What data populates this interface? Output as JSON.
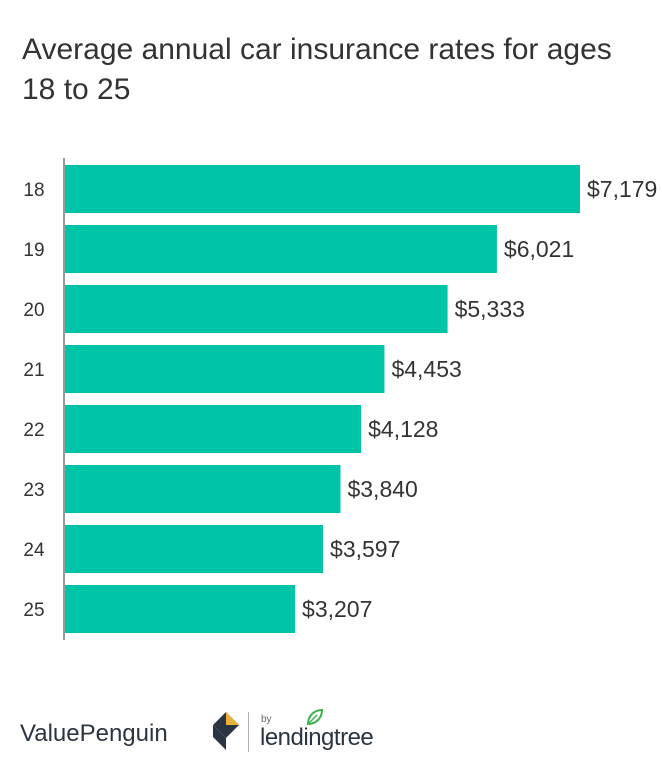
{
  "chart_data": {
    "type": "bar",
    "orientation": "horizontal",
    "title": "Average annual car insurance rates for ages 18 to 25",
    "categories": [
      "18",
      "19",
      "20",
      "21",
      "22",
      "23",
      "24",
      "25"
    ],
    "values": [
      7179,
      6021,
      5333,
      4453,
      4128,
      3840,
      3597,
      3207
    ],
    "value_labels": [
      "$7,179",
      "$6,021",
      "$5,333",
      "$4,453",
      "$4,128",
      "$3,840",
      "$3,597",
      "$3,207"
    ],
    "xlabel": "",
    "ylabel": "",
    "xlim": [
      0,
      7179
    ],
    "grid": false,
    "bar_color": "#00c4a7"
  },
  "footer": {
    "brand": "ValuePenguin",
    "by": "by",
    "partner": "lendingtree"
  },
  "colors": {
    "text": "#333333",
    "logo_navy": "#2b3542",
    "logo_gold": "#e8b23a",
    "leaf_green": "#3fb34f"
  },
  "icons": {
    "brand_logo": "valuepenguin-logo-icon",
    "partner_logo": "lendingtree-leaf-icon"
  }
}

---

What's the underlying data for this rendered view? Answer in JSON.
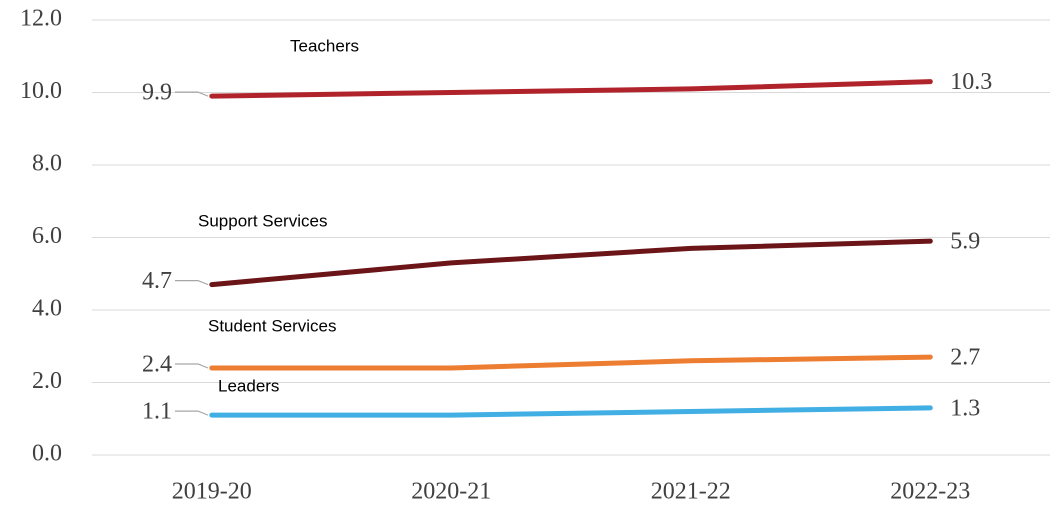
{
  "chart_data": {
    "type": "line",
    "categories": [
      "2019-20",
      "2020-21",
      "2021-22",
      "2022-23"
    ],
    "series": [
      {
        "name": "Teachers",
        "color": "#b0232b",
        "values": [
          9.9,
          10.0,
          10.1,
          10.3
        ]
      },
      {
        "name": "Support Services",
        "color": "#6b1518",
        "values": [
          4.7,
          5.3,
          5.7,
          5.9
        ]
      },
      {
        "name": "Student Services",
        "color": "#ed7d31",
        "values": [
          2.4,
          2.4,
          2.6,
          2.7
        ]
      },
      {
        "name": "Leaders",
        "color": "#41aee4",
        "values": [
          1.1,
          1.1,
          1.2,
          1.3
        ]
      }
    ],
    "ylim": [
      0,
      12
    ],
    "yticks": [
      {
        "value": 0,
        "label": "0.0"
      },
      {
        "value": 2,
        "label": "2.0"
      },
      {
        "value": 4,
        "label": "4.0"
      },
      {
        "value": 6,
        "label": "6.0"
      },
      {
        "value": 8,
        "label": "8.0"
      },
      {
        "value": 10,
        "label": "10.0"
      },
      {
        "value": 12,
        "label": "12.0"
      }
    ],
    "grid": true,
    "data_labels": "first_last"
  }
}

---

Work to be completed — Extract every line containing the string "lendingtree" from the material.

Solution to the problem —
    "partner": "lendingtree"
    "partner_logo": "lendingtree-leaf-icon"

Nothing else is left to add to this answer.